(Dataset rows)
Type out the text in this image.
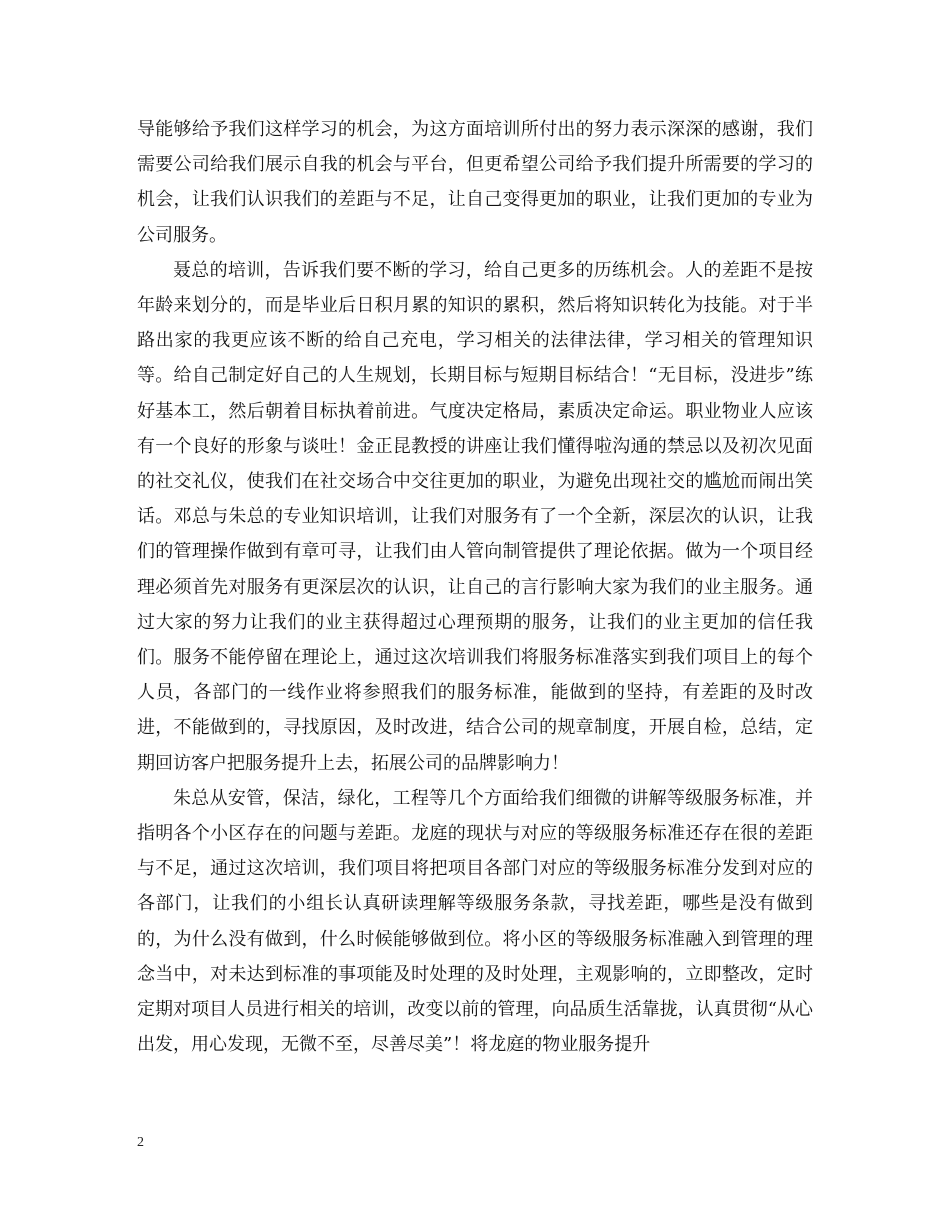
导能够给予我们这样学习的机会，为这方面培训所付出的努力表示深深的感谢，我们需要公司给我们展示自我的机会与平台，但更希望公司给予我们提升所需要的学习的机会，让我们认识我们的差距与不足，让自己变得更加的职业，让我们更加的专业为公司服务。

聂总的培训，告诉我们要不断的学习，给自己更多的历练机会。人的差距不是按年龄来划分的，而是毕业后日积月累的知识的累积，然后将知识转化为技能。对于半路出家的我更应该不断的给自己充电，学习相关的法律法律，学习相关的管理知识等。给自己制定好自己的人生规划，长期目标与短期目标结合！“无目标，没进步”练好基本工，然后朝着目标执着前进。气度决定格局，素质决定命运。职业物业人应该有一个良好的形象与谈吐！金正昆教授的讲座让我们懂得啦沟通的禁忌以及初次见面的社交礼仪，使我们在社交场合中交往更加的职业，为避免出现社交的尴尬而闹出笑话。邓总与朱总的专业知识培训，让我们对服务有了一个全新，深层次的认识，让我们的管理操作做到有章可寻，让我们由人管向制管提供了理论依据。做为一个项目经理必须首先对服务有更深层次的认识，让自己的言行影响大家为我们的业主服务。通过大家的努力让我们的业主获得超过心理预期的服务，让我们的业主更加的信任我们。服务不能停留在理论上，通过这次培训我们将服务标准落实到我们项目上的每个人员，各部门的一线作业将参照我们的服务标准，能做到的坚持，有差距的及时改进，不能做到的，寻找原因，及时改进，结合公司的规章制度，开展自检，总结，定期回访客户把服务提升上去，拓展公司的品牌影响力！

朱总从安管，保洁，绿化，工程等几个方面给我们细微的讲解等级服务标准，并指明各个小区存在的问题与差距。龙庭的现状与对应的等级服务标准还存在很的差距与不足，通过这次培训，我们项目将把项目各部门对应的等级服务标准分发到对应的各部门，让我们的小组长认真研读理解等级服务条款，寻找差距，哪些是没有做到的，为什么没有做到，什么时候能够做到位。将小区的等级服务标准融入到管理的理念当中，对未达到标准的事项能及时处理的及时处理，主观影响的，立即整改，定时定期对项目人员进行相关的培训，改变以前的管理，向品质生活靠拢，认真贯彻“从心出发，用心发现，无微不至，尽善尽美”！将龙庭的物业服务提升

2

* [Required work]: Omit the pictures. Transcribe every record exactly.

* [Problem solution]:
Type out the text in this image.
导能够给予我们这样学习的机会，为这方面培训所付出的努力表示深深的感谢，我们需要公司给我们展示自我的机会与平台，但更希望公司给予我们提升所需要的学习的机会，让我们认识我们的差距与不足，让自己变得更加的职业，让我们更加的专业为公司服务。

聂总的培训，告诉我们要不断的学习，给自己更多的历练机会。人的差距不是按年龄来划分的，而是毕业后日积月累的知识的累积，然后将知识转化为技能。对于半路出家的我更应该不断的给自己充电，学习相关的法律法律，学习相关的管理知识等。给自己制定好自己的人生规划，长期目标与短期目标结合！“无目标，没进步”练好基本工，然后朝着目标执着前进。气度决定格局，素质决定命运。职业物业人应该有一个良好的形象与谈吐！金正昆教授的讲座让我们懂得啦沟通的禁忌以及初次见面的社交礼仪，使我们在社交场合中交往更加的职业，为避免出现社交的尴尬而闹出笑话。邓总与朱总的专业知识培训，让我们对服务有了一个全新，深层次的认识，让我们的管理操作做到有章可寻，让我们由人管向制管提供了理论依据。做为一个项目经理必须首先对服务有更深层次的认识，让自己的言行影响大家为我们的业主服务。通过大家的努力让我们的业主获得超过心理预期的服务，让我们的业主更加的信任我们。服务不能停留在理论上，通过这次培训我们将服务标准落实到我们项目上的每个人员，各部门的一线作业将参照我们的服务标准，能做到的坚持，有差距的及时改进，不能做到的，寻找原因，及时改进，结合公司的规章制度，开展自检，总结，定期回访客户把服务提升上去，拓展公司的品牌影响力！

朱总从安管，保洁，绿化，工程等几个方面给我们细微的讲解等级服务标准，并指明各个小区存在的问题与差距。龙庭的现状与对应的等级服务标准还存在很的差距与不足，通过这次培训，我们项目将把项目各部门对应的等级服务标准分发到对应的各部门，让我们的小组长认真研读理解等级服务条款，寻找差距，哪些是没有做到的，为什么没有做到，什么时候能够做到位。将小区的等级服务标准融入到管理的理念当中，对未达到标准的事项能及时处理的及时处理，主观影响的，立即整改，定时定期对项目人员进行相关的培训，改变以前的管理，向品质生活靠拢，认真贯彻“从心出发，用心发现，无微不至，尽善尽美”！将龙庭的物业服务提升

2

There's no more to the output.